### EXERCISE GOAL
Locate every line that holds the string "name" and copy it.

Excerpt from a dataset
⟨
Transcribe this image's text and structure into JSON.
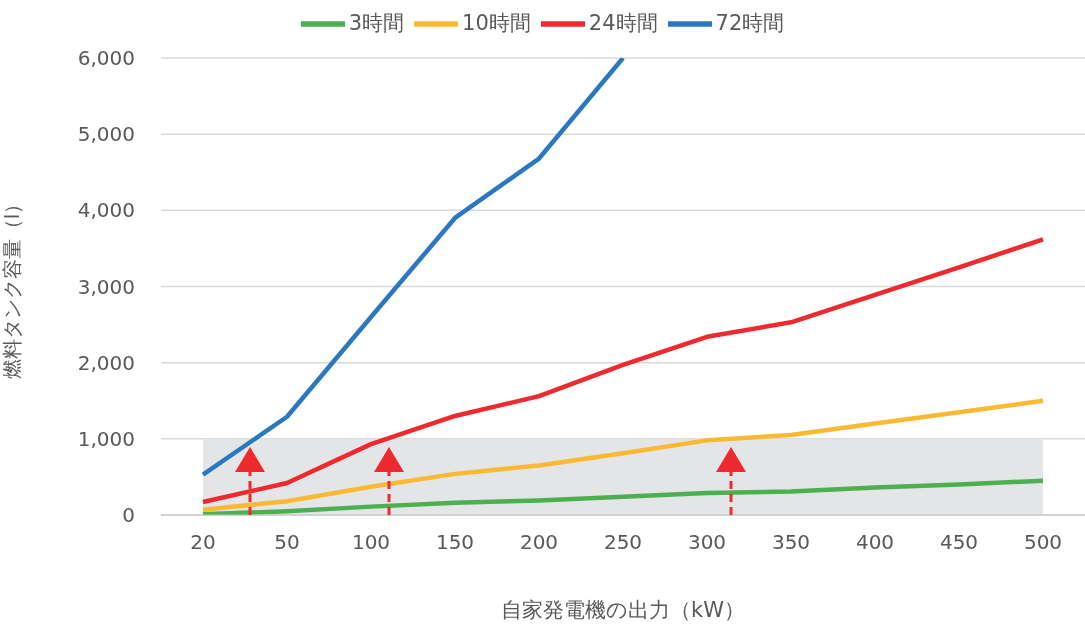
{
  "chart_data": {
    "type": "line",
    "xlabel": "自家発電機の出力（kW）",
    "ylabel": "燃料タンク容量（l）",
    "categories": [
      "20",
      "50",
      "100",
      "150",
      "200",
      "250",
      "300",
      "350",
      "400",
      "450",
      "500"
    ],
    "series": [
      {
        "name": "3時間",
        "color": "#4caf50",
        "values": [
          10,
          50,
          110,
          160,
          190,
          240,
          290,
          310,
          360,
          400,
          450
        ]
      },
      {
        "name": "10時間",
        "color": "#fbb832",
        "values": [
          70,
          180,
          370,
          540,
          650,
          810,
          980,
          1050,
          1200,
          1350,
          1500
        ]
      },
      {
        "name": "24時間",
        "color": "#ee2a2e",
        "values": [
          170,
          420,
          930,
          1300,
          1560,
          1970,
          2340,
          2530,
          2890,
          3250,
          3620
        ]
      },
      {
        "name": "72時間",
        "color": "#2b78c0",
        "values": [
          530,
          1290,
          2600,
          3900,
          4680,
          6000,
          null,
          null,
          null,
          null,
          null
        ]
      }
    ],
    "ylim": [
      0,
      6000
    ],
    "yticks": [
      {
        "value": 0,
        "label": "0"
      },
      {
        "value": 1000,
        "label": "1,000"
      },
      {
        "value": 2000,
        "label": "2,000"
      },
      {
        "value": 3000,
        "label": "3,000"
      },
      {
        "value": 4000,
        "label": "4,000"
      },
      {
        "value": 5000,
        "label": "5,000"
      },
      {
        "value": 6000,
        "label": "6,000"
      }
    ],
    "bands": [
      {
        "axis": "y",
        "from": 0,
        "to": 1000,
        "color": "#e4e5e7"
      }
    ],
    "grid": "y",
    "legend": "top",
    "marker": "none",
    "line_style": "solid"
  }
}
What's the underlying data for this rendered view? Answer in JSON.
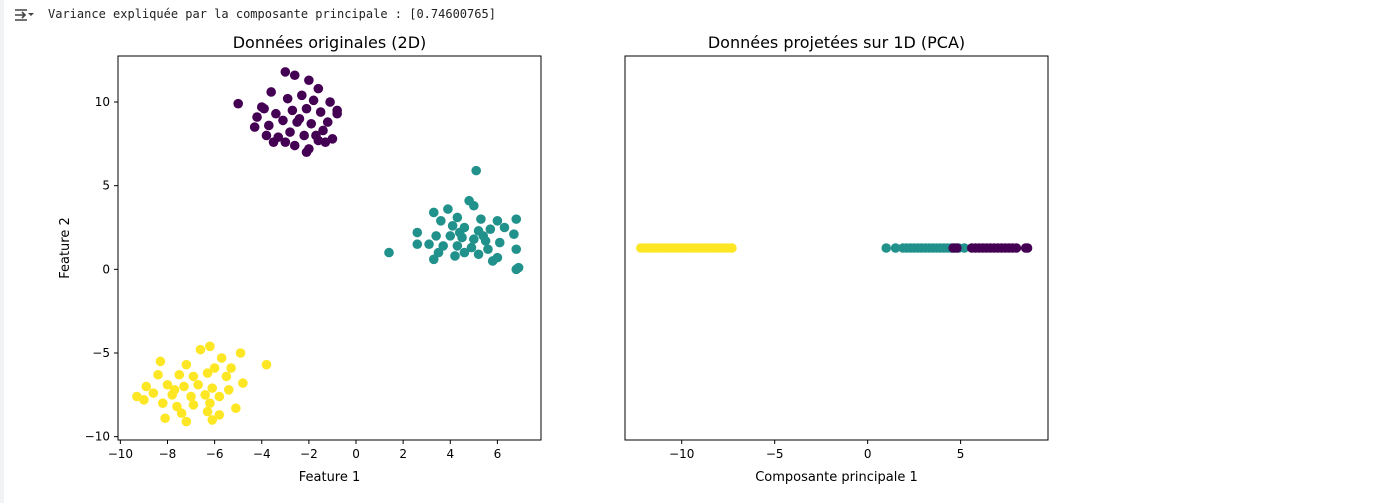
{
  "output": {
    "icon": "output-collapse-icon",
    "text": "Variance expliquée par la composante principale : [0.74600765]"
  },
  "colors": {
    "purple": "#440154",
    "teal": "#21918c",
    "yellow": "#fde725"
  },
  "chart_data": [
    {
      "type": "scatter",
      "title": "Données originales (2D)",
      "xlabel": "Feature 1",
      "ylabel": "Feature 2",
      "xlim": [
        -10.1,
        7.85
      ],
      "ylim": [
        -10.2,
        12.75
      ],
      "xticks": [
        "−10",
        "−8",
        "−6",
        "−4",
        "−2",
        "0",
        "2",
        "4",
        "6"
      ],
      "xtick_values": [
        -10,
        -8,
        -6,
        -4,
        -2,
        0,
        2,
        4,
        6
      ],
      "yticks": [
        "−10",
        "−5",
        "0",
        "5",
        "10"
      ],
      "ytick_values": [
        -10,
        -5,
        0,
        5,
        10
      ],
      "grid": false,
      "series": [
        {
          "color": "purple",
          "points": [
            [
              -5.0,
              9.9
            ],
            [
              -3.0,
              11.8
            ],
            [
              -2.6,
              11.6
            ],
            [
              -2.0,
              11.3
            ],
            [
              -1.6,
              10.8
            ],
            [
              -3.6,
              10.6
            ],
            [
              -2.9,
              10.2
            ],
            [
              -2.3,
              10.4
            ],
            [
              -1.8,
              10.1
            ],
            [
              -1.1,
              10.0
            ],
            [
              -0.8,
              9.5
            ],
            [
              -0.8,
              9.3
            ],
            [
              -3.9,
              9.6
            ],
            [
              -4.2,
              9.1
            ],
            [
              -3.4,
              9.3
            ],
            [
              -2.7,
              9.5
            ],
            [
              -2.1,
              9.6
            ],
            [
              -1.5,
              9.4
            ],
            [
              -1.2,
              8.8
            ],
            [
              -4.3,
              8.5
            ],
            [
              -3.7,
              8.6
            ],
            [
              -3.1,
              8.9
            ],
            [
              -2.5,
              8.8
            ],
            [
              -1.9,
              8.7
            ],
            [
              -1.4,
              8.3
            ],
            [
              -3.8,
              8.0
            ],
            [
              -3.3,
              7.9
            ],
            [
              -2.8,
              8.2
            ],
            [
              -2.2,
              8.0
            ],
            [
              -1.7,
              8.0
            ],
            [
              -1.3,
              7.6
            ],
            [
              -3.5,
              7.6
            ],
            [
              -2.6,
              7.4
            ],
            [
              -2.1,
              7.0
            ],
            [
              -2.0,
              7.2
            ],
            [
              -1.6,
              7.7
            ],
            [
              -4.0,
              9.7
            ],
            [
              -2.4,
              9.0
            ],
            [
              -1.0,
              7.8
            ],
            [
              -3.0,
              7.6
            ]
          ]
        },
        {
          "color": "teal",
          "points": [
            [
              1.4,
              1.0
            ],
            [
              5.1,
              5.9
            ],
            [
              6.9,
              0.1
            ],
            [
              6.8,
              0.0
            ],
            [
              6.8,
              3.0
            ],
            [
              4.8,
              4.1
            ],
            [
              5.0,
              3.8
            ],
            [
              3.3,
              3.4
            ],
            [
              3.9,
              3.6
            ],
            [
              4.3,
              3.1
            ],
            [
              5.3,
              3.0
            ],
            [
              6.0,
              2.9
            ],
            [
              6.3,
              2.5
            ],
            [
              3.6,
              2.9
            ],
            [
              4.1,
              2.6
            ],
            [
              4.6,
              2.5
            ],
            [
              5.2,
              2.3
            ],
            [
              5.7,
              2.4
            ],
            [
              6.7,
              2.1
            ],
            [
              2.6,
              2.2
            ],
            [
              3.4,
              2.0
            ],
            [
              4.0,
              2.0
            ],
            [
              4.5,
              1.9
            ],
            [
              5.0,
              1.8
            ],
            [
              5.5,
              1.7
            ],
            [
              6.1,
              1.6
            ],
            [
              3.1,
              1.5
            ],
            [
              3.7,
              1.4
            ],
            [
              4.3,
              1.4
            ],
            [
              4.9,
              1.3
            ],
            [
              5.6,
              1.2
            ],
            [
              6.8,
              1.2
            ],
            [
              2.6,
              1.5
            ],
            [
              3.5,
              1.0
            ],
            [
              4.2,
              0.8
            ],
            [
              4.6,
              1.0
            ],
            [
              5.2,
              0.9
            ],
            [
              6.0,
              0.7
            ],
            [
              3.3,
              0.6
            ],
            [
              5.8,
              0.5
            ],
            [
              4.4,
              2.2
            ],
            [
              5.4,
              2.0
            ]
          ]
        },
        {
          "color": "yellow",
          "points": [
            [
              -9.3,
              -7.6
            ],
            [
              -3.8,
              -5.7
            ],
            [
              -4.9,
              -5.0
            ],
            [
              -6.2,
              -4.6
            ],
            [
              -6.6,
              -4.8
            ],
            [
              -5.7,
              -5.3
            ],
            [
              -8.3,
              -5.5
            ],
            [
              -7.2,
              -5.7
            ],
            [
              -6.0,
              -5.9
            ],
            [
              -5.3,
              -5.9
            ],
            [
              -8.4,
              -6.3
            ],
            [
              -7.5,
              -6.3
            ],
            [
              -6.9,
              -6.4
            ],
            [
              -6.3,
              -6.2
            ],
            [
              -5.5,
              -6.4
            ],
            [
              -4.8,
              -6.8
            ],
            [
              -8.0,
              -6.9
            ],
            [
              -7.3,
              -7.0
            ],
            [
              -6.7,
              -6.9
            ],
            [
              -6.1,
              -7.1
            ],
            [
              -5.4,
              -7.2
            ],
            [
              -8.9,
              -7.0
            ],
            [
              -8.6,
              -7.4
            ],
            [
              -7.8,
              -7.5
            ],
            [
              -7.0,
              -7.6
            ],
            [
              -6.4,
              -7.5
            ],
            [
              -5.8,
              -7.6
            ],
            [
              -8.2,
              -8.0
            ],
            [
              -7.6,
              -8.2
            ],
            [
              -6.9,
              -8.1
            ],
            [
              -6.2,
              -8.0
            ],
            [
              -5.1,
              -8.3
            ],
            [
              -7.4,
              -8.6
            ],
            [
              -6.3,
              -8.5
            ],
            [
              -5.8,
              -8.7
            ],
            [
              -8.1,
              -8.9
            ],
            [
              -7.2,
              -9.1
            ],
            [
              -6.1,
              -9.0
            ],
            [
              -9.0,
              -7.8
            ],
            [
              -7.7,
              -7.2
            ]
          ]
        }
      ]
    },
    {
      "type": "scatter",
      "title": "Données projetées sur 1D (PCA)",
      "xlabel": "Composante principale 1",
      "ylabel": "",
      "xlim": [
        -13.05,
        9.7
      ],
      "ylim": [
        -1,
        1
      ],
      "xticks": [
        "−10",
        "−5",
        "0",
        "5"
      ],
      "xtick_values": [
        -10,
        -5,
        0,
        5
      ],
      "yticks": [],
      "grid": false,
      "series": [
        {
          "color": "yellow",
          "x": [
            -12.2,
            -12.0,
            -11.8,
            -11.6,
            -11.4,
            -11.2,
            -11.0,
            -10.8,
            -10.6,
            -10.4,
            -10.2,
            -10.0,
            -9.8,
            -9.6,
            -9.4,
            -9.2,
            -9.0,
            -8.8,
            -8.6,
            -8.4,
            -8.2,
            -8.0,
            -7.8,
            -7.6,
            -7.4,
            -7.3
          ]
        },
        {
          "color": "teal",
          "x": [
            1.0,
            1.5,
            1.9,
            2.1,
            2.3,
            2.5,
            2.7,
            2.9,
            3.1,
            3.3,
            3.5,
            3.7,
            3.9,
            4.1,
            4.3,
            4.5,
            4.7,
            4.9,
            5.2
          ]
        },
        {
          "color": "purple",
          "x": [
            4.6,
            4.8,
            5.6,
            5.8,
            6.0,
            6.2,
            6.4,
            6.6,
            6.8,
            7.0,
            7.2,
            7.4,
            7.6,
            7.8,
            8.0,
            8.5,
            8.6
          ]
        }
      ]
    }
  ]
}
⟩
### WRITTEN RESPONSE
        "name": "3時間",
        "name": "10時間",
        "name": "24時間",
        "name": "72時間",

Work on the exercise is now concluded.